- **WRITTEN REQUEST**
Copy the data verbatim, starting at its first line and ending at the line containing "435, 232, 474]", with both of those lines included.

- **DATASET RECORDS**

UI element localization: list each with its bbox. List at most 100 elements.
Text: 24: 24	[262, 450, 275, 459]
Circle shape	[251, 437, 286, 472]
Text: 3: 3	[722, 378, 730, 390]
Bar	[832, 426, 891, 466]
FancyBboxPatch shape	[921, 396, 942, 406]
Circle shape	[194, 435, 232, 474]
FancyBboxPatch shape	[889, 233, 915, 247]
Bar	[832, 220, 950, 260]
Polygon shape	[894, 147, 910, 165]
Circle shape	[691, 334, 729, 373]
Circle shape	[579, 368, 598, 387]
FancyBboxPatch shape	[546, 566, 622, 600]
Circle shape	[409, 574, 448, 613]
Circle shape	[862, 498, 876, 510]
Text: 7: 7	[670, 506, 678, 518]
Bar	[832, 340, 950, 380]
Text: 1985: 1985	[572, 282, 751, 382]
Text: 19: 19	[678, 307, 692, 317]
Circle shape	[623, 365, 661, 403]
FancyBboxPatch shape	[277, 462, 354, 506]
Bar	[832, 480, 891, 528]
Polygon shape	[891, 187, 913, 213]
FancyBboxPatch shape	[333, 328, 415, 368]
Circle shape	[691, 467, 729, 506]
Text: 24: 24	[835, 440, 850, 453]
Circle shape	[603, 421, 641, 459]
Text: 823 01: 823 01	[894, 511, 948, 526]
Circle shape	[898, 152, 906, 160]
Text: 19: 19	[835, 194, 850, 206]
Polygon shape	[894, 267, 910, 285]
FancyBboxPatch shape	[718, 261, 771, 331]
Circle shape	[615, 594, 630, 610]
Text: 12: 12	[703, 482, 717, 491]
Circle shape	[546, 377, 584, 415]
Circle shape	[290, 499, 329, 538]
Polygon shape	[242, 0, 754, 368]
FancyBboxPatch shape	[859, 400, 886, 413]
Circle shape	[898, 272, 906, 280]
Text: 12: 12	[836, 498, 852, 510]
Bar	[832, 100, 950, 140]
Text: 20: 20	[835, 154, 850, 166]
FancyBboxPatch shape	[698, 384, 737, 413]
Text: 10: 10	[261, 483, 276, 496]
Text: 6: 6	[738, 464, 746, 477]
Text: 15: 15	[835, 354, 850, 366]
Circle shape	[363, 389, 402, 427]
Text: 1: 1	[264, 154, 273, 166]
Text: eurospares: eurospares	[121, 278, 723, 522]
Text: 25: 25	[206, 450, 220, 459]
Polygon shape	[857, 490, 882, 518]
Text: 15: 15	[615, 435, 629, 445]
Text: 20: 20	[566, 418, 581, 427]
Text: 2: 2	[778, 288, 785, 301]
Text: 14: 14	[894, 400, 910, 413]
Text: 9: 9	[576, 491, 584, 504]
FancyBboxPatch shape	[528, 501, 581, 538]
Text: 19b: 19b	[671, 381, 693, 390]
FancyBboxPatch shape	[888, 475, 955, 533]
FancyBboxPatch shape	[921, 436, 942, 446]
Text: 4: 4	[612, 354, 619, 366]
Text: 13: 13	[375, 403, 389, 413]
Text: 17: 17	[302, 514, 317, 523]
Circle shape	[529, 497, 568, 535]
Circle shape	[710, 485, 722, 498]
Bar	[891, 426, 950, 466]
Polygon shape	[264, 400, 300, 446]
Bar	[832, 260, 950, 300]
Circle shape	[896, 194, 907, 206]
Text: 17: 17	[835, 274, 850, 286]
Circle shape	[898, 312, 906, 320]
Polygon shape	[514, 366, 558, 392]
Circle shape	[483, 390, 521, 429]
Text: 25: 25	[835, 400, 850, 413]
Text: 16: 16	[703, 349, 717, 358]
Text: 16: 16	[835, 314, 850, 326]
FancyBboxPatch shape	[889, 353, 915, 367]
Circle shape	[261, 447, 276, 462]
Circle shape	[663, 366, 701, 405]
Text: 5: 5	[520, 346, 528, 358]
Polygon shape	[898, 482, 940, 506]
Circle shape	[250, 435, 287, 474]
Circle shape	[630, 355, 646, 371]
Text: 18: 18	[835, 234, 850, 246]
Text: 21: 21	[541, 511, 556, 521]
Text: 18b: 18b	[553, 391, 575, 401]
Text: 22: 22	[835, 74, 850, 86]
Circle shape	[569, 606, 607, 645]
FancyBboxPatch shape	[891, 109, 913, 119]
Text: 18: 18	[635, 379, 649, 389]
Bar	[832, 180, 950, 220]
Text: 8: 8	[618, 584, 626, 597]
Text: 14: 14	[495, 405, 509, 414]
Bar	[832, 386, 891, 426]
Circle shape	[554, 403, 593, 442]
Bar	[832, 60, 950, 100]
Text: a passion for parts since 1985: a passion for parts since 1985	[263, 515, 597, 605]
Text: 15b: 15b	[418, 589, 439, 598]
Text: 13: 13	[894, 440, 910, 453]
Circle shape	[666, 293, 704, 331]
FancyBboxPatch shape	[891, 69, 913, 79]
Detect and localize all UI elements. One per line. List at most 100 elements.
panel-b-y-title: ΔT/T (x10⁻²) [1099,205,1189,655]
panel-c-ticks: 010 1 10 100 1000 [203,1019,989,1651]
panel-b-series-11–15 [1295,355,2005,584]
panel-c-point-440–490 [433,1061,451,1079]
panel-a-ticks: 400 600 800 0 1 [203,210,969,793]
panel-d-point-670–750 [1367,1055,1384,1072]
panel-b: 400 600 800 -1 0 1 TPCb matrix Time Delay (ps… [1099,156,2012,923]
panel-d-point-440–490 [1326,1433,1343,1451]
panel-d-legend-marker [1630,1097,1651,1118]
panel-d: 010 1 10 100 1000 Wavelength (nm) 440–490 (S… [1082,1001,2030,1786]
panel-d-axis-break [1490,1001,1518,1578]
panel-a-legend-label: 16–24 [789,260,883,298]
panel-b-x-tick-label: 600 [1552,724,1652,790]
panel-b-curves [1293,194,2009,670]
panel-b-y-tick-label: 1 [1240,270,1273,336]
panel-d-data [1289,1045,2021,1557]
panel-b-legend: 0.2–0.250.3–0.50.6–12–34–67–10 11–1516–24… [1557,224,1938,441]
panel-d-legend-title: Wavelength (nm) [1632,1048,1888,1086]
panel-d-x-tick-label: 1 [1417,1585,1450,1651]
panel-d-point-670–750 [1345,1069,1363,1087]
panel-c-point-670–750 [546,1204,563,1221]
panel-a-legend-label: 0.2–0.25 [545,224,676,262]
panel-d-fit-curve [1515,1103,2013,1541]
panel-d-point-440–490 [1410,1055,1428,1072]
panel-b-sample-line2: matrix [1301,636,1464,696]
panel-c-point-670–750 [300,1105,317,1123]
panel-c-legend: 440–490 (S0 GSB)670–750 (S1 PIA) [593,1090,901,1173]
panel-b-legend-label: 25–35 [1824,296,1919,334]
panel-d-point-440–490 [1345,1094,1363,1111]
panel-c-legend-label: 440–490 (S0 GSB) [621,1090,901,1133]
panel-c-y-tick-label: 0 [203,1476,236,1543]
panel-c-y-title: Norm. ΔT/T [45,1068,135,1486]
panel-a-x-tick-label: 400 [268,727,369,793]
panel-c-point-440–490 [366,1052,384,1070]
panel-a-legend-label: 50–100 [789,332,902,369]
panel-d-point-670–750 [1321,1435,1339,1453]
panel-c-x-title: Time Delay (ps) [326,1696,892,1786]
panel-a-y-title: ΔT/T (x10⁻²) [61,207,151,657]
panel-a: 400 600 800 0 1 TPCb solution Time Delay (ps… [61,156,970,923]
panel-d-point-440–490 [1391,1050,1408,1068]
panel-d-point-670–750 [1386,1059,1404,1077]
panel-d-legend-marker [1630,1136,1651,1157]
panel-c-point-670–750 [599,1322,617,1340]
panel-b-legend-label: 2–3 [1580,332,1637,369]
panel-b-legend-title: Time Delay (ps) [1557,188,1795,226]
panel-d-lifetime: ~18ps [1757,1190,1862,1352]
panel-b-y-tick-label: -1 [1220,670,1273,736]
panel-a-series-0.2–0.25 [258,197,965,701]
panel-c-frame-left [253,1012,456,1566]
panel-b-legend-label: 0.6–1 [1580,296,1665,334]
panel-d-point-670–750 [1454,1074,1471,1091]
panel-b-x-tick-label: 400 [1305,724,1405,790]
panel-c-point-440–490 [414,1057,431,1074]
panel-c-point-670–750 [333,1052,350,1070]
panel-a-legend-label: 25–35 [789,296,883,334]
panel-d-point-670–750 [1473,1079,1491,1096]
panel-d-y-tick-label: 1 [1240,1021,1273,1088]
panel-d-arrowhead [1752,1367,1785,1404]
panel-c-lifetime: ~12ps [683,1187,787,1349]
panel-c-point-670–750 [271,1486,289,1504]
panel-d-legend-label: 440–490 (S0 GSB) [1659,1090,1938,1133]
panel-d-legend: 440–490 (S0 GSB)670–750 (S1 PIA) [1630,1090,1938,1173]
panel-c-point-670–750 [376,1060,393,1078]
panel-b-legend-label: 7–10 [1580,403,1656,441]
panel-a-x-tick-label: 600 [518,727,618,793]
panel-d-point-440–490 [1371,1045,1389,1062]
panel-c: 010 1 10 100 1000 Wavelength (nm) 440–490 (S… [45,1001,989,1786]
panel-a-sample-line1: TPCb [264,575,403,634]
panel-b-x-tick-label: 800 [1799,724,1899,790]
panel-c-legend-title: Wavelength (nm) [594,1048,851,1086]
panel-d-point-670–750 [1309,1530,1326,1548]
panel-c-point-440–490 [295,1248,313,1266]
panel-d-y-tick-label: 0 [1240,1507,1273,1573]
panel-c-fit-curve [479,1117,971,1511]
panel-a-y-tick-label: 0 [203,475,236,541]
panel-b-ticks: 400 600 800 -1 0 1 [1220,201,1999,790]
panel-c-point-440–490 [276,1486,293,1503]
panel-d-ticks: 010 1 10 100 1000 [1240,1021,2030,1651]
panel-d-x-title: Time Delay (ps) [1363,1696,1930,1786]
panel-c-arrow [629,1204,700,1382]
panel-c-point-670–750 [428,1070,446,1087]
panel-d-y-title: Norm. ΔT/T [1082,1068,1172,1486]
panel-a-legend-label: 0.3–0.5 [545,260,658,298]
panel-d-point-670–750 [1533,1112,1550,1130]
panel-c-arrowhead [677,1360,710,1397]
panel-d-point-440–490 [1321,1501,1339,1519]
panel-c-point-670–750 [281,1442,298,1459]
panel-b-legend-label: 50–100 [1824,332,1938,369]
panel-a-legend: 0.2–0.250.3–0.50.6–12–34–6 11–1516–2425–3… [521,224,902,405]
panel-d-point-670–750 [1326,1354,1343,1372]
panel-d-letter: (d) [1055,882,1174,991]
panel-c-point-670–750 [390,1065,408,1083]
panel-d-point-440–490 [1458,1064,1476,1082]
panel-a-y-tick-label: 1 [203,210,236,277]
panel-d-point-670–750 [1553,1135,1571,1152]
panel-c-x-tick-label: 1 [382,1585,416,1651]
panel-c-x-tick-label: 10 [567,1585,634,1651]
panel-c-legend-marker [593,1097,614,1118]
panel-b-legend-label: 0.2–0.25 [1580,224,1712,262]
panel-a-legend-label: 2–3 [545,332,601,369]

- **TASK ANSWER**
UI element localization: list each with its bbox. List at most 100 elements.
Text: 24: 24	[262, 450, 275, 459]
Circle shape	[251, 437, 286, 472]
Text: 3: 3	[722, 378, 730, 390]
Bar	[832, 426, 891, 466]
FancyBboxPatch shape	[921, 396, 942, 406]
Circle shape	[194, 435, 232, 474]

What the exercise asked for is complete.